Your objective |
Nothing in the records may be left out or altered; reproduce them all exactly.
..........
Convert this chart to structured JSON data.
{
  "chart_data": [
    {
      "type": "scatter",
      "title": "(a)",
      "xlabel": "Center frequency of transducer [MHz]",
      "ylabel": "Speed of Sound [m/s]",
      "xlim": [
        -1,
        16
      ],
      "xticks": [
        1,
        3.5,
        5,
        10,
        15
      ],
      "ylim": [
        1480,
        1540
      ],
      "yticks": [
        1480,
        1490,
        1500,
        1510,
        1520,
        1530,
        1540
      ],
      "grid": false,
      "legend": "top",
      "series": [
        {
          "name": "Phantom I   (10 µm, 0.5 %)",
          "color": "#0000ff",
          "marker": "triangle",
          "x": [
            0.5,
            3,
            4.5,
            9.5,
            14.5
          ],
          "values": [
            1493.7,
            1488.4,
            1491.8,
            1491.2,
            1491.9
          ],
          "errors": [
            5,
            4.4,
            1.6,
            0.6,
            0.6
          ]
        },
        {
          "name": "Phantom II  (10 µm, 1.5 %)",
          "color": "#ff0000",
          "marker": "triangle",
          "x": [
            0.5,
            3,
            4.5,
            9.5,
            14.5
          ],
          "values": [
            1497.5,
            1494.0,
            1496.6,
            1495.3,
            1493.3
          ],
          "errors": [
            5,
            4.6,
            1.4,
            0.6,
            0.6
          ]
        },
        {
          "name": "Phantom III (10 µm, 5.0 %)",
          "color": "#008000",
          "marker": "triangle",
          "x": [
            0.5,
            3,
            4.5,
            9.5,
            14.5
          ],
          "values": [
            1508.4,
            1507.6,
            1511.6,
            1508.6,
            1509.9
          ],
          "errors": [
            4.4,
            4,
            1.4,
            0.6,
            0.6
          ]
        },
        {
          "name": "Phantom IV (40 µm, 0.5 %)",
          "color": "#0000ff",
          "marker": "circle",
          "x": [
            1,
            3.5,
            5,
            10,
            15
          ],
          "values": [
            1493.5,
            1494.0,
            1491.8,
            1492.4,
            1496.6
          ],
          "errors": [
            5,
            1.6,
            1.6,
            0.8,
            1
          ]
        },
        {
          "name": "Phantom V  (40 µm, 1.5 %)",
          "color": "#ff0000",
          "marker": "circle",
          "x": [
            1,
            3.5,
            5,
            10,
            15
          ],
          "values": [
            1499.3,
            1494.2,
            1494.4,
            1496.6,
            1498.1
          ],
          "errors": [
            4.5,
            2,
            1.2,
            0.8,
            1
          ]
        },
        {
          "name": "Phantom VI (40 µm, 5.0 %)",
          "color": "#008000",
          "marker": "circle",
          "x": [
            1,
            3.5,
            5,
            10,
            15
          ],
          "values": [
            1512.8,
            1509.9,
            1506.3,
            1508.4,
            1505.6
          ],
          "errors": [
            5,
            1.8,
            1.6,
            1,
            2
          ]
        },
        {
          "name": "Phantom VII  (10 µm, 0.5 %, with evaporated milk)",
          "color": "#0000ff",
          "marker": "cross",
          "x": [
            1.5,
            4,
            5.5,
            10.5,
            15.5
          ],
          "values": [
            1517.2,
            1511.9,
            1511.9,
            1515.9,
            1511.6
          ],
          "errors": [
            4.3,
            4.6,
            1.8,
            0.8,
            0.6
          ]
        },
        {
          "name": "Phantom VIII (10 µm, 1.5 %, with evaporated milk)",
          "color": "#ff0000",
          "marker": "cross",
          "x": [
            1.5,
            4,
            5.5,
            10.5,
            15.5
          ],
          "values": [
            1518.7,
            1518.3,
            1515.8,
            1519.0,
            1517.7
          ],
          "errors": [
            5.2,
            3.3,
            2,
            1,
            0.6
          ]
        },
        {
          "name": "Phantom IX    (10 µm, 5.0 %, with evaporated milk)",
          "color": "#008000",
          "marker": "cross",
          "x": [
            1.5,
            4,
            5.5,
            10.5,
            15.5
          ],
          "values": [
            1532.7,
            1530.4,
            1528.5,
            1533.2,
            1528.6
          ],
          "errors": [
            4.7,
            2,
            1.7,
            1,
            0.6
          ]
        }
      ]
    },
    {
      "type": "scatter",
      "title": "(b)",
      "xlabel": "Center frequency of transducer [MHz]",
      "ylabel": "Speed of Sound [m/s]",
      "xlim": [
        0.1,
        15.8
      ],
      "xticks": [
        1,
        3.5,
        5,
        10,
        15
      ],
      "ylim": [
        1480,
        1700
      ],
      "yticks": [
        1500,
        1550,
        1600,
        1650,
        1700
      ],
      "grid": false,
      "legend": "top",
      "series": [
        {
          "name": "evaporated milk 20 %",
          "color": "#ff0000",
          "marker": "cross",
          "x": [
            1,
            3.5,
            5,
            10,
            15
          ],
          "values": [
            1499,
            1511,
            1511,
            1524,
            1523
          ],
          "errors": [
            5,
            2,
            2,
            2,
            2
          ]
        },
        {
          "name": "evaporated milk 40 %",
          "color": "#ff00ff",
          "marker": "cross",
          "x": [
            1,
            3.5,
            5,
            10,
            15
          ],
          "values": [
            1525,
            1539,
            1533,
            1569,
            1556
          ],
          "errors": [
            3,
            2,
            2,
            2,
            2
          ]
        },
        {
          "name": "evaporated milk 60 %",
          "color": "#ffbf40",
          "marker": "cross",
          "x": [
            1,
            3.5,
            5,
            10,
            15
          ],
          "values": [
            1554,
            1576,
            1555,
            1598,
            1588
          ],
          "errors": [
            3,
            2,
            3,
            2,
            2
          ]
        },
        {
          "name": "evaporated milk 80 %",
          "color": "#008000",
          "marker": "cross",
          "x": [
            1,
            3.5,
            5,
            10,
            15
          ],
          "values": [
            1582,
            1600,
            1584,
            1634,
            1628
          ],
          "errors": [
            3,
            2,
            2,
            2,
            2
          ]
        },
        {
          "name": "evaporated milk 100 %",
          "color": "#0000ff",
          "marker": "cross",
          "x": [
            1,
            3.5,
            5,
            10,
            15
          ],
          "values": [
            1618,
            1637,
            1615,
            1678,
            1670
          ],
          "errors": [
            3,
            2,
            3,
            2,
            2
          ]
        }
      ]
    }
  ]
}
..........
Reply |
Convert this chart to structured JSON data.
{
  "chart_data": [
    {
      "type": "scatter",
      "title": "(a)",
      "xlabel": "Center frequency of transducer [MHz]",
      "ylabel": "Speed of Sound [m/s]",
      "xlim": [
        -1,
        16
      ],
      "xticks": [
        1,
        3.5,
        5,
        10,
        15
      ],
      "ylim": [
        1480,
        1540
      ],
      "yticks": [
        1480,
        1490,
        1500,
        1510,
        1520,
        1530,
        1540
      ],
      "grid": false,
      "legend": "top",
      "series": [
        {
          "name": "Phantom I   (10 µm, 0.5 %)",
          "color": "#0000ff",
          "marker": "triangle",
          "x": [
            0.5,
            3,
            4.5,
            9.5,
            14.5
          ],
          "values": [
            1493.7,
            1488.4,
            1491.8,
            1491.2,
            1491.9
          ],
          "errors": [
            5,
            4.4,
            1.6,
            0.6,
            0.6
          ]
        },
        {
          "name": "Phantom II  (10 µm, 1.5 %)",
          "color": "#ff0000",
          "marker": "triangle",
          "x": [
            0.5,
            3,
            4.5,
            9.5,
            14.5
          ],
          "values": [
            1497.5,
            1494.0,
            1496.6,
            1495.3,
            1493.3
          ],
          "errors": [
            5,
            4.6,
            1.4,
            0.6,
            0.6
          ]
        },
        {
          "name": "Phantom III (10 µm, 5.0 %)",
          "color": "#008000",
          "marker": "triangle",
          "x": [
            0.5,
            3,
            4.5,
            9.5,
            14.5
          ],
          "values": [
            1508.4,
            1507.6,
            1511.6,
            1508.6,
            1509.9
          ],
          "errors": [
            4.4,
            4,
            1.4,
            0.6,
            0.6
          ]
        },
        {
          "name": "Phantom IV (40 µm, 0.5 %)",
          "color": "#0000ff",
          "marker": "circle",
          "x": [
            1,
            3.5,
            5,
            10,
            15
          ],
          "values": [
            1493.5,
            1494.0,
            1491.8,
            1492.4,
            1496.6
          ],
          "errors": [
            5,
            1.6,
            1.6,
            0.8,
            1
          ]
        },
        {
          "name": "Phantom V  (40 µm, 1.5 %)",
          "color": "#ff0000",
          "marker": "circle",
          "x": [
            1,
            3.5,
            5,
            10,
            15
          ],
          "values": [
            1499.3,
            1494.2,
            1494.4,
            1496.6,
            1498.1
          ],
          "errors": [
            4.5,
            2,
            1.2,
            0.8,
            1
          ]
        },
        {
          "name": "Phantom VI (40 µm, 5.0 %)",
          "color": "#008000",
          "marker": "circle",
          "x": [
            1,
            3.5,
            5,
            10,
            15
          ],
          "values": [
            1512.8,
            1509.9,
            1506.3,
            1508.4,
            1505.6
          ],
          "errors": [
            5,
            1.8,
            1.6,
            1,
            2
          ]
        },
        {
          "name": "Phantom VII  (10 µm, 0.5 %, with evaporated milk)",
          "color": "#0000ff",
          "marker": "cross",
          "x": [
            1.5,
            4,
            5.5,
            10.5,
            15.5
          ],
          "values": [
            1517.2,
            1511.9,
            1511.9,
            1515.9,
            1511.6
          ],
          "errors": [
            4.3,
            4.6,
            1.8,
            0.8,
            0.6
          ]
        },
        {
          "name": "Phantom VIII (10 µm, 1.5 %, with evaporated milk)",
          "color": "#ff0000",
          "marker": "cross",
          "x": [
            1.5,
            4,
            5.5,
            10.5,
            15.5
          ],
          "values": [
            1518.7,
            1518.3,
            1515.8,
            1519.0,
            1517.7
          ],
          "errors": [
            5.2,
            3.3,
            2,
            1,
            0.6
          ]
        },
        {
          "name": "Phantom IX    (10 µm, 5.0 %, with evaporated milk)",
          "color": "#008000",
          "marker": "cross",
          "x": [
            1.5,
            4,
            5.5,
            10.5,
            15.5
          ],
          "values": [
            1532.7,
            1530.4,
            1528.5,
            1533.2,
            1528.6
          ],
          "errors": [
            4.7,
            2,
            1.7,
            1,
            0.6
          ]
        }
      ]
    },
    {
      "type": "scatter",
      "title": "(b)",
      "xlabel": "Center frequency of transducer [MHz]",
      "ylabel": "Speed of Sound [m/s]",
      "xlim": [
        0.1,
        15.8
      ],
      "xticks": [
        1,
        3.5,
        5,
        10,
        15
      ],
      "ylim": [
        1480,
        1700
      ],
      "yticks": [
        1500,
        1550,
        1600,
        1650,
        1700
      ],
      "grid": false,
      "legend": "top",
      "series": [
        {
          "name": "evaporated milk 20 %",
          "color": "#ff0000",
          "marker": "cross",
          "x": [
            1,
            3.5,
            5,
            10,
            15
          ],
          "values": [
            1499,
            1511,
            1511,
            1524,
            1523
          ],
          "errors": [
            5,
            2,
            2,
            2,
            2
          ]
        },
        {
          "name": "evaporated milk 40 %",
          "color": "#ff00ff",
          "marker": "cross",
          "x": [
            1,
            3.5,
            5,
            10,
            15
          ],
          "values": [
            1525,
            1539,
            1533,
            1569,
            1556
          ],
          "errors": [
            3,
            2,
            2,
            2,
            2
          ]
        },
        {
          "name": "evaporated milk 60 %",
          "color": "#ffbf40",
          "marker": "cross",
          "x": [
            1,
            3.5,
            5,
            10,
            15
          ],
          "values": [
            1554,
            1576,
            1555,
            1598,
            1588
          ],
          "errors": [
            3,
            2,
            3,
            2,
            2
          ]
        },
        {
          "name": "evaporated milk 80 %",
          "color": "#008000",
          "marker": "cross",
          "x": [
            1,
            3.5,
            5,
            10,
            15
          ],
          "values": [
            1582,
            1600,
            1584,
            1634,
            1628
          ],
          "errors": [
            3,
            2,
            2,
            2,
            2
          ]
        },
        {
          "name": "evaporated milk 100 %",
          "color": "#0000ff",
          "marker": "cross",
          "x": [
            1,
            3.5,
            5,
            10,
            15
          ],
          "values": [
            1618,
            1637,
            1615,
            1678,
            1670
          ],
          "errors": [
            3,
            2,
            3,
            2,
            2
          ]
        }
      ]
    }
  ]
}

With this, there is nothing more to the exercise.